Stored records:
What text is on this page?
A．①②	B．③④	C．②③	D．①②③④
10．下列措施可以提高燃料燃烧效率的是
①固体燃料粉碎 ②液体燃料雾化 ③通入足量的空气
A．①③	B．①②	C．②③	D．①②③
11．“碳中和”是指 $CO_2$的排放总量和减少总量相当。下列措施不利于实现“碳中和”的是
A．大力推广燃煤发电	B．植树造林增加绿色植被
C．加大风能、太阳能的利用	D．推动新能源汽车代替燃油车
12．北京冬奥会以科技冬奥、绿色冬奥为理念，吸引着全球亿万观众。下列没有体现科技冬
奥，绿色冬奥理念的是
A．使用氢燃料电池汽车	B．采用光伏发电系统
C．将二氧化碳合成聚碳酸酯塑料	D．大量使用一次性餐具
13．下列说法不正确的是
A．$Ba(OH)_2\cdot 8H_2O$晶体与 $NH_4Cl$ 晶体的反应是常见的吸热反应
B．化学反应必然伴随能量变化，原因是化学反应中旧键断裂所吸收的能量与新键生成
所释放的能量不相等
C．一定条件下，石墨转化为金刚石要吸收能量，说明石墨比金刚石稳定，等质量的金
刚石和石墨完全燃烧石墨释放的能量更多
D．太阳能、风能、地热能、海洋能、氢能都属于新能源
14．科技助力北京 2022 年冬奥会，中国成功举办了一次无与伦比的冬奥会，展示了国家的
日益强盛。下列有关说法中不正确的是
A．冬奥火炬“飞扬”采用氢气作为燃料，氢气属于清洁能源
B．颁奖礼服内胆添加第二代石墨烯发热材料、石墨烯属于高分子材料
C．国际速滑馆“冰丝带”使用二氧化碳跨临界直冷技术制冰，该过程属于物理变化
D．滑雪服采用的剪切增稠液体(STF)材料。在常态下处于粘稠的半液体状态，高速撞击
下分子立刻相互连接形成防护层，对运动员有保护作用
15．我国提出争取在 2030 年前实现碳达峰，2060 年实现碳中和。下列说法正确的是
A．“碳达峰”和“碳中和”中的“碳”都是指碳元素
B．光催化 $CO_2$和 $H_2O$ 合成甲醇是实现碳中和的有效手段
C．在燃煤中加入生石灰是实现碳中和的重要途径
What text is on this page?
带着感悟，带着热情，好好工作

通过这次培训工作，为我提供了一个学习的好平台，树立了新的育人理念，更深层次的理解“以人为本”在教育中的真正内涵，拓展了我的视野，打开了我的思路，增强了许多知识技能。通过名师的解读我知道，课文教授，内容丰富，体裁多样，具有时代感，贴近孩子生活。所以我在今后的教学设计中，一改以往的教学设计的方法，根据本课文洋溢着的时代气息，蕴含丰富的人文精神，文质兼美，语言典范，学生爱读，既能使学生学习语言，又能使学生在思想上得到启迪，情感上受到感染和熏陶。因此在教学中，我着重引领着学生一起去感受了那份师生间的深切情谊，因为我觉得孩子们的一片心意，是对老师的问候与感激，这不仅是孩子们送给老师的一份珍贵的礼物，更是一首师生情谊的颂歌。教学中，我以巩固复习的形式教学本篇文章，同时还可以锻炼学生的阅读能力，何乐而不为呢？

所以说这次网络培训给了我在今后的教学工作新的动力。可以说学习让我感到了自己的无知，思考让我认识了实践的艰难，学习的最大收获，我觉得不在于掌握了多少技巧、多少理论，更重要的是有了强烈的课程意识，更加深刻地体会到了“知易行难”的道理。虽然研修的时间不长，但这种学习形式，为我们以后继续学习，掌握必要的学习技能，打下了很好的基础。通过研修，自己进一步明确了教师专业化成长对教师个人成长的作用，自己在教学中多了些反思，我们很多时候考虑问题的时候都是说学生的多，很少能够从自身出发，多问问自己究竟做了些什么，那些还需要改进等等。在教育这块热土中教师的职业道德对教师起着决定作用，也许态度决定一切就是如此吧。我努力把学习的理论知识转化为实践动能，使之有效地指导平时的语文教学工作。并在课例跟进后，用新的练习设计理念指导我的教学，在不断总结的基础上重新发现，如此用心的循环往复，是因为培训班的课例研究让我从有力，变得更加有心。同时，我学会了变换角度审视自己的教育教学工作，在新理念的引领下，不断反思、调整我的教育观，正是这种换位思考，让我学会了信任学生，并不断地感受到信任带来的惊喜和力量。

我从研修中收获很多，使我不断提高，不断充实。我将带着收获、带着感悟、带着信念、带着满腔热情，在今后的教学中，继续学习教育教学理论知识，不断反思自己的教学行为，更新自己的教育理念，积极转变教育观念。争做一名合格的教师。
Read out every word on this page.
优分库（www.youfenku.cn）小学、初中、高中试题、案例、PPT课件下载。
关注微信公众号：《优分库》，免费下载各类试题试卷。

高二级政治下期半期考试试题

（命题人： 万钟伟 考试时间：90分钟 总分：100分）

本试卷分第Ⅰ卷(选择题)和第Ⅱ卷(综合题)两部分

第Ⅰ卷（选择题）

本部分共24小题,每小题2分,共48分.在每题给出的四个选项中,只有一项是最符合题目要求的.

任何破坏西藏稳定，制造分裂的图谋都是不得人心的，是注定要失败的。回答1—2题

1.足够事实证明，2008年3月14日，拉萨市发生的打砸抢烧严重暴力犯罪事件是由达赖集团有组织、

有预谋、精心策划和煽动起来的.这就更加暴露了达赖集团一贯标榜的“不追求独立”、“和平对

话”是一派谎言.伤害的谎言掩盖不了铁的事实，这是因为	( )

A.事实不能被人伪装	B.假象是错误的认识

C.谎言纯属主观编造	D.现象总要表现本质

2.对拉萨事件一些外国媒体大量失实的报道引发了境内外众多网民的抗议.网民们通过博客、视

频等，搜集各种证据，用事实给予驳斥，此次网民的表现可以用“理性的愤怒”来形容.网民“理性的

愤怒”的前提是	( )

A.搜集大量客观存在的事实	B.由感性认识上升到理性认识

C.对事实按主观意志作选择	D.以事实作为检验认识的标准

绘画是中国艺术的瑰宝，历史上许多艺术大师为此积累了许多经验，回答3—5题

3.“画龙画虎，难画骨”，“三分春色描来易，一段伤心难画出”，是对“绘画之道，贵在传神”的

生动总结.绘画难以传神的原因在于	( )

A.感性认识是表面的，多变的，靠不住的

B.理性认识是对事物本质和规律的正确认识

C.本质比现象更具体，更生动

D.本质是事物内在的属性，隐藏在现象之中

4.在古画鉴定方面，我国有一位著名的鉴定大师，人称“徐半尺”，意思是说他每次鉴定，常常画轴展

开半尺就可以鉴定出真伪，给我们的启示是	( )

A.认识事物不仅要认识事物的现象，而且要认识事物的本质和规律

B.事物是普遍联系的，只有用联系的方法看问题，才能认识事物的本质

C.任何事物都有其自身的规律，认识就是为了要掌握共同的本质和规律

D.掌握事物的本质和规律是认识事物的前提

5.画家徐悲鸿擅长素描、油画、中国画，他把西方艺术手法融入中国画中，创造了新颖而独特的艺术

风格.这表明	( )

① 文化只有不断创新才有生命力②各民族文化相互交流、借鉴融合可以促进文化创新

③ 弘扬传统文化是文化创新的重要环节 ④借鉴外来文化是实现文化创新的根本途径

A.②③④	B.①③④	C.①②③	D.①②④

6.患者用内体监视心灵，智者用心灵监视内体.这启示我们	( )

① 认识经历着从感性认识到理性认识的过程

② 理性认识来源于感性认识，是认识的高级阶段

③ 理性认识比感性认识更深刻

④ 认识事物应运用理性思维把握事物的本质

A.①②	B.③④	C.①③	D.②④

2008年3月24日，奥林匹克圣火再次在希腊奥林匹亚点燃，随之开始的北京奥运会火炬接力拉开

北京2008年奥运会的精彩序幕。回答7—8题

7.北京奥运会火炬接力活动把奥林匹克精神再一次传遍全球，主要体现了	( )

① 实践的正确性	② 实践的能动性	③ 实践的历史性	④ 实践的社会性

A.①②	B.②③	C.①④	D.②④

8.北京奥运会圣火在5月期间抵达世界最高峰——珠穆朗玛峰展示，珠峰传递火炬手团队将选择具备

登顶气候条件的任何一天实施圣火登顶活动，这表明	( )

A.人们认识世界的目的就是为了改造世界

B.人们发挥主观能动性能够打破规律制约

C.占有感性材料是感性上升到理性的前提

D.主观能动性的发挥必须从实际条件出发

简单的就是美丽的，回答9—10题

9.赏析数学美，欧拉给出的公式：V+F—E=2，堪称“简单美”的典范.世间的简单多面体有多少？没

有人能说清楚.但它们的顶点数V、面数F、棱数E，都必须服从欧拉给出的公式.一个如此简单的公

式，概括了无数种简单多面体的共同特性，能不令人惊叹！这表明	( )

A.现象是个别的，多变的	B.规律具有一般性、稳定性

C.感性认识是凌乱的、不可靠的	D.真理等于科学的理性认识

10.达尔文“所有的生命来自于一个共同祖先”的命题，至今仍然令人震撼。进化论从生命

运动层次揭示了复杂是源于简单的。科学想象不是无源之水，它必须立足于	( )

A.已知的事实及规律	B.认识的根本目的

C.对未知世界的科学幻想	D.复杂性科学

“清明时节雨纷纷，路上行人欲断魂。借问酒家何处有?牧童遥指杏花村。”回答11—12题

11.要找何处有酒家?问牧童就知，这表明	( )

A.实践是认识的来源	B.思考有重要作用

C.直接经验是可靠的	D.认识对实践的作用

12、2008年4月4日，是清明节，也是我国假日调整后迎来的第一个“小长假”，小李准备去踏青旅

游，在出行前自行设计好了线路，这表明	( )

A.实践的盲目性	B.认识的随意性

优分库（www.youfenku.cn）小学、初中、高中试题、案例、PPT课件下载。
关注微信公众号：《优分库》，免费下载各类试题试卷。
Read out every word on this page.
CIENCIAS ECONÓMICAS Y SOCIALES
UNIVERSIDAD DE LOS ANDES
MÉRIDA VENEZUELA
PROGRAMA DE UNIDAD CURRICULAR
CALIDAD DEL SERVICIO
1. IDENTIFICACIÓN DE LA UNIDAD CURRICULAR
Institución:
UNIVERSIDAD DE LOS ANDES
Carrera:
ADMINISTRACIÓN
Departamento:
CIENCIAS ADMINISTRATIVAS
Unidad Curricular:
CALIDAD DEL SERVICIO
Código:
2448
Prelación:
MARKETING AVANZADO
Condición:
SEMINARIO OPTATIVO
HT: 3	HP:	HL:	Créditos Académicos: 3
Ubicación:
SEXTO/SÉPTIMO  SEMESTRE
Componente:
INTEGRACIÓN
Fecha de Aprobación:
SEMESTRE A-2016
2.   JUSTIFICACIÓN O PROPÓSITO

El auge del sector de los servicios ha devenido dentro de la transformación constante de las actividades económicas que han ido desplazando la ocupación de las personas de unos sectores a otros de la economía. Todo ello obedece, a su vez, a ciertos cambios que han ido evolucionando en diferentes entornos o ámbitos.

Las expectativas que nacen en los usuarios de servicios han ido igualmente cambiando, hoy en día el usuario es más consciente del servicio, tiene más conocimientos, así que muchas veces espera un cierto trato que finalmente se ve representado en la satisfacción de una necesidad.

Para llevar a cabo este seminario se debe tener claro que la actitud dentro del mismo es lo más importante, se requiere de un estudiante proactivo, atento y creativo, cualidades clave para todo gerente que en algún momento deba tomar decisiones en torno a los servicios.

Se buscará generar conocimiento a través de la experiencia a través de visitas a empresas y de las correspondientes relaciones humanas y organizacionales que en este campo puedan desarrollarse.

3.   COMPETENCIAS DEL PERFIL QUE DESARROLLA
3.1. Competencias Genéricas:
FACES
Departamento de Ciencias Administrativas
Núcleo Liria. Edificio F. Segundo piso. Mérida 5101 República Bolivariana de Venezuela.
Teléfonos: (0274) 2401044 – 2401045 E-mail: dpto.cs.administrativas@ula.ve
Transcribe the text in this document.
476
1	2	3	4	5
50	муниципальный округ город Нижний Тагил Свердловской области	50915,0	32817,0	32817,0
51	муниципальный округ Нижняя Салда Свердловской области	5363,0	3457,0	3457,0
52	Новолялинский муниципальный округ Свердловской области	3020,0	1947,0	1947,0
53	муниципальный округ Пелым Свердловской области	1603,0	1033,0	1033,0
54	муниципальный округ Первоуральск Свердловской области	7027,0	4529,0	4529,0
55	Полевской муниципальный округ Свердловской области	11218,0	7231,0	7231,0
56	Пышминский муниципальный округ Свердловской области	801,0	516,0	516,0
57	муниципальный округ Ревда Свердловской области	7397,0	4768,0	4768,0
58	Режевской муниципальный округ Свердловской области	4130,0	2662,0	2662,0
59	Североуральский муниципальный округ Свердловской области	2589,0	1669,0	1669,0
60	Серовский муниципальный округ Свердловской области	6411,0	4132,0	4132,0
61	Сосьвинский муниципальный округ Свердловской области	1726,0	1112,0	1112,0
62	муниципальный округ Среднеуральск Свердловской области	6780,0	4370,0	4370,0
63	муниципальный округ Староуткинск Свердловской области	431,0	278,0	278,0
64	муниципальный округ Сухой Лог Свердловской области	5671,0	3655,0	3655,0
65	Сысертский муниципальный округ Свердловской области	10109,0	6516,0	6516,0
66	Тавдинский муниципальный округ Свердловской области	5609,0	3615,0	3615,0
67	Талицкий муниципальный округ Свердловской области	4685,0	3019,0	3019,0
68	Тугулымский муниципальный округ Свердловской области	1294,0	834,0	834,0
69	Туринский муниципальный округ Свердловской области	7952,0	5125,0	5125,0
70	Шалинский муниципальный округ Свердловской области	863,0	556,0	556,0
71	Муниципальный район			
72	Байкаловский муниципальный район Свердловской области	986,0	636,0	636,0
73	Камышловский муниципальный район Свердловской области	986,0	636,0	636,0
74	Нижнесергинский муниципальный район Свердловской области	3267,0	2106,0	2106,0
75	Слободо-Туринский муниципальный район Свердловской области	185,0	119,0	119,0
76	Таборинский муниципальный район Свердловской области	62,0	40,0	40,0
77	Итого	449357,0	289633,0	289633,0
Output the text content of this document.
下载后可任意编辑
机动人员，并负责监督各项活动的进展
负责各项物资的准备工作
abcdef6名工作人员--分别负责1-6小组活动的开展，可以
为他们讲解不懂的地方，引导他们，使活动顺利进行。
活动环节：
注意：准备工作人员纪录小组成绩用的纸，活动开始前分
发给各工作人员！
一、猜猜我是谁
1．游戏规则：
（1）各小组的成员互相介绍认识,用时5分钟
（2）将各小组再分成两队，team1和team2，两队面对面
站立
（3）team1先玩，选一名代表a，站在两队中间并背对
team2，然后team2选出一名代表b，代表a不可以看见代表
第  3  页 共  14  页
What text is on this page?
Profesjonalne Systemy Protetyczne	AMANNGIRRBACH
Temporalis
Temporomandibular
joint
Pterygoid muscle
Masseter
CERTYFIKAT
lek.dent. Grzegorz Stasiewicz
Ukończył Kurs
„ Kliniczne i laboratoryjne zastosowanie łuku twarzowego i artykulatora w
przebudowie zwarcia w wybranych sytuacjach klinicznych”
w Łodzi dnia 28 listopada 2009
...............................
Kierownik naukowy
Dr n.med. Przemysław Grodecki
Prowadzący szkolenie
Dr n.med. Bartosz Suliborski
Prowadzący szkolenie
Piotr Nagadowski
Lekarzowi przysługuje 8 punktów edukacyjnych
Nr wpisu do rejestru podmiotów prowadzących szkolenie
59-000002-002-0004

DIRECTIVE:
Answer with one number only: how many lines above contain the word "район".

ANSWER IN FULL:
6